▶ _Selection_
"""
Lights, Shadows, Volumes

Most of the buzz you'll find regarding shaders are different techniques to create convincing simulations of light environments, of all the fine interrelations of lights and physical media. shadowing, environment mapping, ambient occlusion, Radiosity, Ray tracing, are some of the names of the techniques that have been regularly used in both production and real time graphics. Most of them are convincing enough, but ultimately approximations based on several assumptions on perception. But now, it just seems that the complex way in which real light interacts with the real world (reflectivity, transparency, scattering, etc.) is the way to go.

The challenge of improving the quality of lighting and shadowing includes moving into volumetric rendering. This means that the air (or the particles in it) is now part of the equation, and that no lighting, no environment will look real enough if there is no feeling of density, of smoke, steam, dust. Every single particle in the air (or corresponding fluid or matter) will have to be part of the equation, otherwise the simplification will show. Techniques to simulate light shafts or volumetric scattering already exists, but they are still applied as an extension to the simple technique for lighting or shadowing, usually through faking volume and depth in a 2D space. When true volume rendering becomes widely available, maybe we'll be able to render volumes not as a function of the viewpoint, but as true 3D effect.
"""
▶ _Stated task 1_
Reproduce part of the text on lights, shadows, and volumes, beginning at the words "Lights, Shadows, Volumes" and stopping after "the way to go.".
▶ _Stated task 2_
Carry on the text on lights, shadows, and volumes from the point where it ends.
The listing has no connection to the text about lights, shadows, and volumes.

[Layout region listing]
"""
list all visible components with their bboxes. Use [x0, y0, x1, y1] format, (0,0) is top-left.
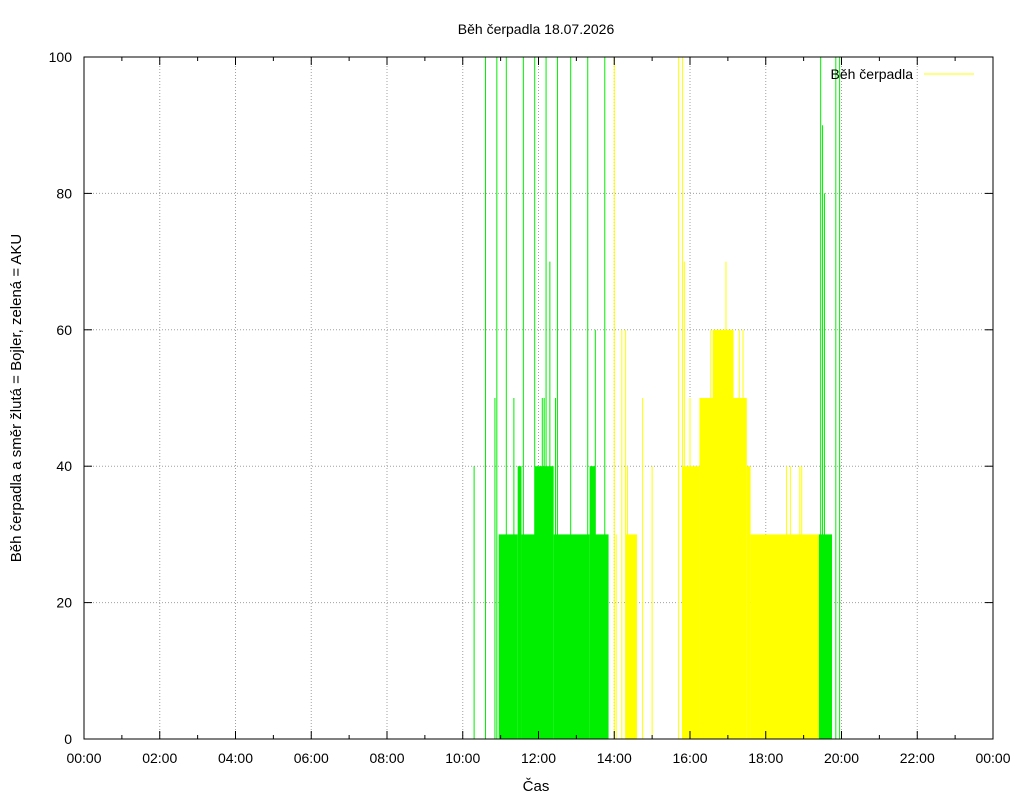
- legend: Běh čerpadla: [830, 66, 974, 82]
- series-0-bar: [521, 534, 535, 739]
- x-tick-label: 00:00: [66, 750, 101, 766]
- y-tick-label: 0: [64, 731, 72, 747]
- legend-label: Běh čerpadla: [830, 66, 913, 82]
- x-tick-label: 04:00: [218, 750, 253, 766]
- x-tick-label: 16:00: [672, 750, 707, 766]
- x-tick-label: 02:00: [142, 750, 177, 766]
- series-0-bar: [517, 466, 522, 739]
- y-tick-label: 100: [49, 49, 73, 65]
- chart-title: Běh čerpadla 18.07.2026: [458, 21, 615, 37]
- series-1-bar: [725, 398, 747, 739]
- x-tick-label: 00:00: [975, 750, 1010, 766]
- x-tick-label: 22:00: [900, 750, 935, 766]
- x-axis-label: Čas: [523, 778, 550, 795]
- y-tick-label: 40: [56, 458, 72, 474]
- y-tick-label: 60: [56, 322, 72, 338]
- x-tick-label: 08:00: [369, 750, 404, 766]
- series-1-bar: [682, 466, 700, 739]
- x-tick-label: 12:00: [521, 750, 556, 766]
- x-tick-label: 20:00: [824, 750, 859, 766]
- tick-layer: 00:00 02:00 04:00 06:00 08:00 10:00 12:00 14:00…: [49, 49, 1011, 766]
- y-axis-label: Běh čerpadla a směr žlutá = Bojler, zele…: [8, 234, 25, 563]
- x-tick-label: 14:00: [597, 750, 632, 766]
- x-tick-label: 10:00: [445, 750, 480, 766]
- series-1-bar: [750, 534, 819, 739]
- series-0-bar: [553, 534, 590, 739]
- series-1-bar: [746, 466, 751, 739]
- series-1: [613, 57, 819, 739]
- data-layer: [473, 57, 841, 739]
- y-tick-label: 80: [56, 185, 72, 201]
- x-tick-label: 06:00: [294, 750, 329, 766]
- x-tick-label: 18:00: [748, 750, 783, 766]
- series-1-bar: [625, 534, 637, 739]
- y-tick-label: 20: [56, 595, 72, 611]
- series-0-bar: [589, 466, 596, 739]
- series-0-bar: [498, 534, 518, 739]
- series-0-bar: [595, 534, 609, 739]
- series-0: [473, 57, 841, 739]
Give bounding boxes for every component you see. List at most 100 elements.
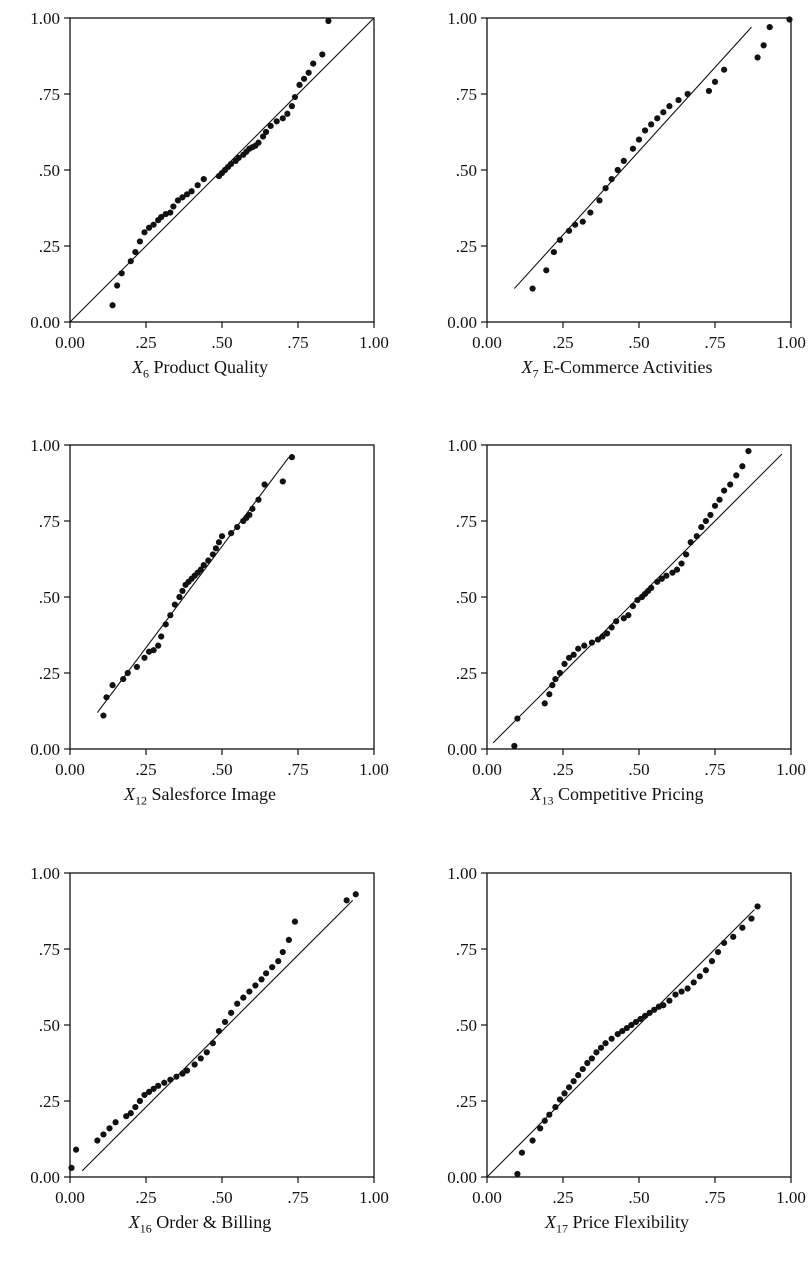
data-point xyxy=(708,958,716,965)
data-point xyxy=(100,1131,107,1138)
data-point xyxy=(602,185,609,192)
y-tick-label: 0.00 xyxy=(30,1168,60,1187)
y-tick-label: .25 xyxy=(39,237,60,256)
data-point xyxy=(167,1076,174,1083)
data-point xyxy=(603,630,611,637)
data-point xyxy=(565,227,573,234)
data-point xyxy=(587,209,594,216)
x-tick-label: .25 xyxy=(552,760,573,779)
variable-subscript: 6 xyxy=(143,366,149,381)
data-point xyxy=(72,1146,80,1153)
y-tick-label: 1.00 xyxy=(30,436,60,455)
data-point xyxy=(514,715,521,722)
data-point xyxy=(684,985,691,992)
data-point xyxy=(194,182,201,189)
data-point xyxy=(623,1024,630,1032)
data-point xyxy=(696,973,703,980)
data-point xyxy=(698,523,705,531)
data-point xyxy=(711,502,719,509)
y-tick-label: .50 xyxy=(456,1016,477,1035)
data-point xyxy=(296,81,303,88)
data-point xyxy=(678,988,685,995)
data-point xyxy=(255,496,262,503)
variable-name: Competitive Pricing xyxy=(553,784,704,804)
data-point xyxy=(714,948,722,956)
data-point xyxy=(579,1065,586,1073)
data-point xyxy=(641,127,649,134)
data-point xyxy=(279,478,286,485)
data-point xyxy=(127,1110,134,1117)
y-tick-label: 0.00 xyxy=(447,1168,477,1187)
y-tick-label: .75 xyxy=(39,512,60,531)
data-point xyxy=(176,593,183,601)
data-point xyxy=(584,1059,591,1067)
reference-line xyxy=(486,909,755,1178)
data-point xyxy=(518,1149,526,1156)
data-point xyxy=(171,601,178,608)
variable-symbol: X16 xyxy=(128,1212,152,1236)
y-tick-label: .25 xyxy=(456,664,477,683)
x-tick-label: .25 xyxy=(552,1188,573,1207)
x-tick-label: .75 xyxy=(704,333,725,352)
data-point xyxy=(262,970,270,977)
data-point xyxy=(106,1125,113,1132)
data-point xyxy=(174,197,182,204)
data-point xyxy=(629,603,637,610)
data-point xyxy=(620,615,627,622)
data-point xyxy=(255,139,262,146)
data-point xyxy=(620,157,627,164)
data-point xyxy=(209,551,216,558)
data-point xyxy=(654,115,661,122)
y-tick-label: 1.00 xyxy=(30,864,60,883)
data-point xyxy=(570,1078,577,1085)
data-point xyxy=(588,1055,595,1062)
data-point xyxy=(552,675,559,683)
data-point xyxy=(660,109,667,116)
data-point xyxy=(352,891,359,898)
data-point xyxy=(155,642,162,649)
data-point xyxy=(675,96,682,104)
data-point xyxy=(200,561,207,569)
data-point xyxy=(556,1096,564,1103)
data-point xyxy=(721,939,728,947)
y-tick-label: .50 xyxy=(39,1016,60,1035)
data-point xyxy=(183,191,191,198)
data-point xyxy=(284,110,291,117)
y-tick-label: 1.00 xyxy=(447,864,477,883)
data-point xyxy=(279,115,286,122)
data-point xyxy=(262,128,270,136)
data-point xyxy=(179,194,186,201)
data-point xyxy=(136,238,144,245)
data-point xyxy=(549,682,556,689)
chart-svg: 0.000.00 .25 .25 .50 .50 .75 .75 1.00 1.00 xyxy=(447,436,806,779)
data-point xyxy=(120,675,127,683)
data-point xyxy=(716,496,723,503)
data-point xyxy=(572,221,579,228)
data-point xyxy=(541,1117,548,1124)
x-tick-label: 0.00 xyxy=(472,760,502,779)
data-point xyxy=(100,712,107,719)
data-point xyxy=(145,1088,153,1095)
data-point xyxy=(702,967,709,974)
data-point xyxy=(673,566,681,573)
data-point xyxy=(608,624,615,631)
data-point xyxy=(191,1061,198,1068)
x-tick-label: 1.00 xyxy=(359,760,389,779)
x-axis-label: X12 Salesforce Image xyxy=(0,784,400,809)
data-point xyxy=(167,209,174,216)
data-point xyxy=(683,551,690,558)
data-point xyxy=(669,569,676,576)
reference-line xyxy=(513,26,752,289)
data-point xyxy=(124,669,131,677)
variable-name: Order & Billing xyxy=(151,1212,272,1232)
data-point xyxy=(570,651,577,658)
"""
▶ _Task answer 1_
Lights, Shadows, Volumes

Most of the buzz you'll find regarding shaders are different techniques to create convincing simulations of light environments, of all the fine interrelations of lights and physical media. shadowing, environment mapping, ambient occlusion, Radiosity, Ray tracing, are some of the names of the techniques that have been regularly used in both production and real time graphics. Most of them are convincing enough, but ultimately approximations based on several assumptions on perception. But now, it just seems that the complex way in which real light interacts with the real world (reflectivity, transparency, scattering, etc.) is the way to go.

▶ _Task answer 2_
Oh, and of course, expect all of these techniques to be real time in nature. Pre-baking any form of lighting will be banned from development practices the minute geometry and materials fully enter the dynamic world.

Special effects

I would say that where videogames will excel in a future, will be in making it all look alive. When you combine all of the techniques aforementioned together, you have a perfect picture (or stereogram) of reality. But it's a picture anyway, and even though dynamicity will be a regular part of that simulation, it's in what happens during change, motion, life, that we recognize a world we can feel real, instead of just believable. The good thing with special effects is that thanks to Hollywood, we're already used to them, and seeing worlds explode or cities flooded is already part of the collective conscious. At the level of video games, even the simplest particle effects, impacts, explosions, atmospheric effects (rain, lightning, etc.) add several levels of depth to an otherwise empty (but nice-looking) world.

Special effects are improving in many different directions: there is a lot of them already, and several of them are combined into one big effect that behaves more realistic; they are less predictable, with the right amount of randomness expected; they accurately match the physical properties of the materials to which they are associated; and they leave their marks and traces in the world after fading out. The latter is an important quality of special effects that is not too usual nowadays but comes associated with the dynamic nature of next-gen graphics. That is to say, special effects are part of the visual representation of a synthetic world, not an addition on top of it.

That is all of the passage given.